Below are entries; tally how many lines hold the string "worden" and answer with only that figure.
******
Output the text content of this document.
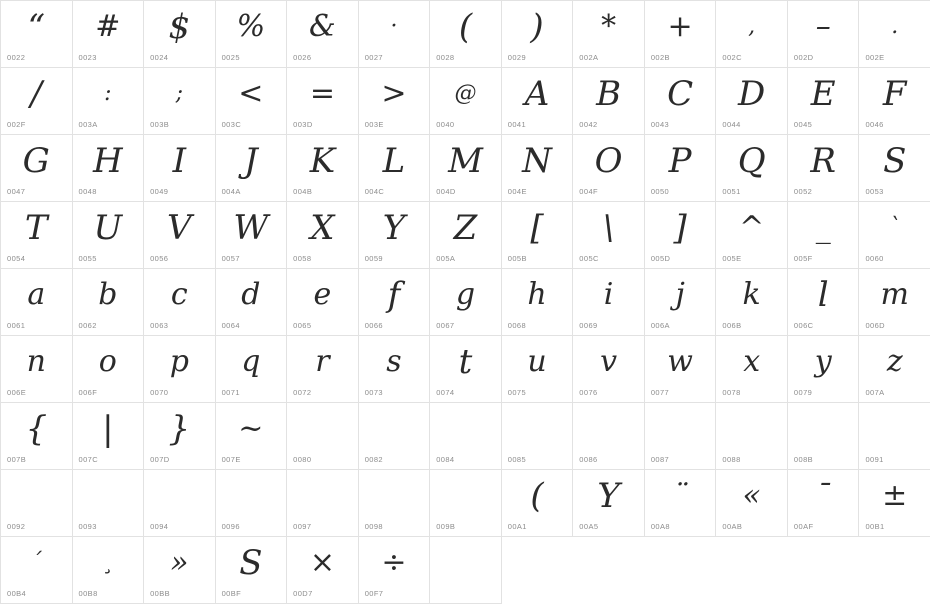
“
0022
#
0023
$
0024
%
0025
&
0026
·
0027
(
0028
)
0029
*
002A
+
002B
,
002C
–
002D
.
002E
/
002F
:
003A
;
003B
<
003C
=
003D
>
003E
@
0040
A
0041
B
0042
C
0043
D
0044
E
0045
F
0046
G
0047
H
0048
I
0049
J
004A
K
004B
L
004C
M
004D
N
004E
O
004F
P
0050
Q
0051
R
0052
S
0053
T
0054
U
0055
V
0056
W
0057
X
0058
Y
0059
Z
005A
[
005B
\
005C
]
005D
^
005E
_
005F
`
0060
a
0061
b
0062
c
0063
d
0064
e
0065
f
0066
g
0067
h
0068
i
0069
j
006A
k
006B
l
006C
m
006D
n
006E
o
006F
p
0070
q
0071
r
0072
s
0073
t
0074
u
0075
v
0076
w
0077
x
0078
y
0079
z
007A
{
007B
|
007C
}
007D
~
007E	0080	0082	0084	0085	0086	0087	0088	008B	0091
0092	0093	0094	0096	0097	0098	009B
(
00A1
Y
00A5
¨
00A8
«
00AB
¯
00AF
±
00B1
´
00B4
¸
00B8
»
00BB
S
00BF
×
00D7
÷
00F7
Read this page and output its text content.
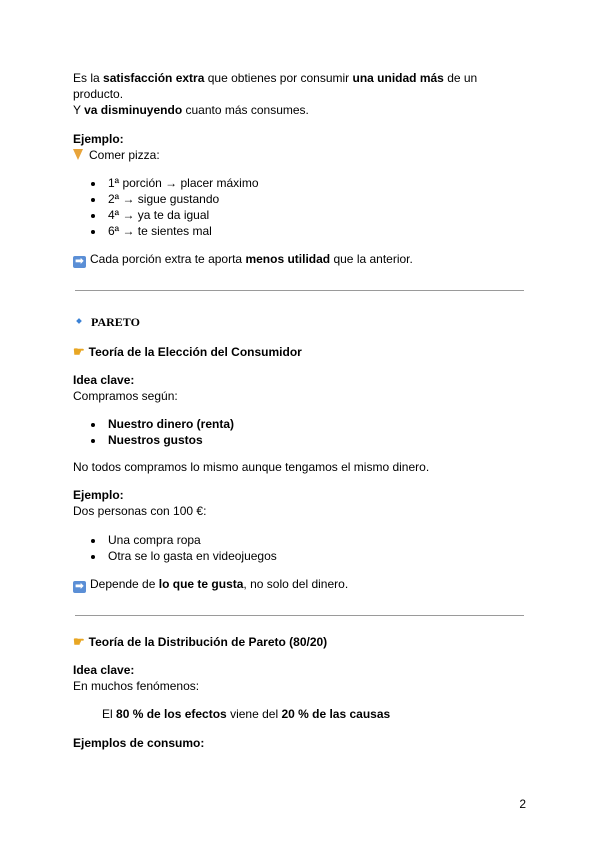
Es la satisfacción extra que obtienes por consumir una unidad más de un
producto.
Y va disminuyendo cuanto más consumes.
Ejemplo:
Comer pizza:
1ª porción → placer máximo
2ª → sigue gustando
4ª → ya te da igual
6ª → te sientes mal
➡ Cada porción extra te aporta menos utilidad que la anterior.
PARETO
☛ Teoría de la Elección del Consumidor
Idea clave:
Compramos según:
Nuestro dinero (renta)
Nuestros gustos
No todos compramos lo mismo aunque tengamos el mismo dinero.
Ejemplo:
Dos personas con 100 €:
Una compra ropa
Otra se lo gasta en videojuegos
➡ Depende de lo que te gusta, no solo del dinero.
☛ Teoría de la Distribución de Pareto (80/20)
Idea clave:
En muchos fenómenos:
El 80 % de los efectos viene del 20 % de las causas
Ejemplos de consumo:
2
******
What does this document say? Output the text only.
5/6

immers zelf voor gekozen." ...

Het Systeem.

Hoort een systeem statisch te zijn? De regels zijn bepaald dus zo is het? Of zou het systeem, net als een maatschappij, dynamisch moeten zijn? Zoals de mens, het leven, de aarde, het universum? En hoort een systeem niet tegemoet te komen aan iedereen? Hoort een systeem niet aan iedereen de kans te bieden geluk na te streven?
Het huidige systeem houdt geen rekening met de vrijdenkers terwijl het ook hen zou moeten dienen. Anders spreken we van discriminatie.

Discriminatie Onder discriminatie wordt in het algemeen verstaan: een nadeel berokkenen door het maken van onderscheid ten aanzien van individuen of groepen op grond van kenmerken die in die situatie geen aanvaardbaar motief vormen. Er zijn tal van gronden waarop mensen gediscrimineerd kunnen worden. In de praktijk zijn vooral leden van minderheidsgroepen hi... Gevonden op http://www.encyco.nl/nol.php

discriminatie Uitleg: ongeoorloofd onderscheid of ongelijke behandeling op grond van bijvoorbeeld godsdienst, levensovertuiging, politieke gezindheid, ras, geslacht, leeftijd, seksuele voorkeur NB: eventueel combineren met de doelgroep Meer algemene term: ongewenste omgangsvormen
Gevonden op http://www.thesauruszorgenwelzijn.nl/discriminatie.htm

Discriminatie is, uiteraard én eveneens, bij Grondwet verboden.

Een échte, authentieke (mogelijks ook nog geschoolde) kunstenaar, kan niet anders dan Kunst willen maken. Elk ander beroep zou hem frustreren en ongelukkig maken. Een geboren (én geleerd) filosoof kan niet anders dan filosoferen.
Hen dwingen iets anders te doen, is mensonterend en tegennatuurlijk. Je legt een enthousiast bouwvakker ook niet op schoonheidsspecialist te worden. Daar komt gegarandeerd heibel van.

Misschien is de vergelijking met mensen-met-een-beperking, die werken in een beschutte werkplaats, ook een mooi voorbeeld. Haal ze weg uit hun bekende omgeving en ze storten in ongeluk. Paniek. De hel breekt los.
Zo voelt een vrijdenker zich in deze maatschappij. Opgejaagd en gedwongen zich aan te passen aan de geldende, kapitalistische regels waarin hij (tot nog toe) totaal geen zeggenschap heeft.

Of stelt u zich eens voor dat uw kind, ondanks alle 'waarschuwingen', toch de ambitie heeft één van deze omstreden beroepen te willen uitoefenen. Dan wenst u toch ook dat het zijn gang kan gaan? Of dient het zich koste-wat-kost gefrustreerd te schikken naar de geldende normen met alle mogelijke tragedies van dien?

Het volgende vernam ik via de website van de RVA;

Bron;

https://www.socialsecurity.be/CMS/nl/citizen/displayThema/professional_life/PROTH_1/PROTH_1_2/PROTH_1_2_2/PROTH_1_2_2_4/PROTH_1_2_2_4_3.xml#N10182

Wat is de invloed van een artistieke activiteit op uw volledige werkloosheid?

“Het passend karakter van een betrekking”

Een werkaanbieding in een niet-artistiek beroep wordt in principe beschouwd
******
THE RESPONSE:
2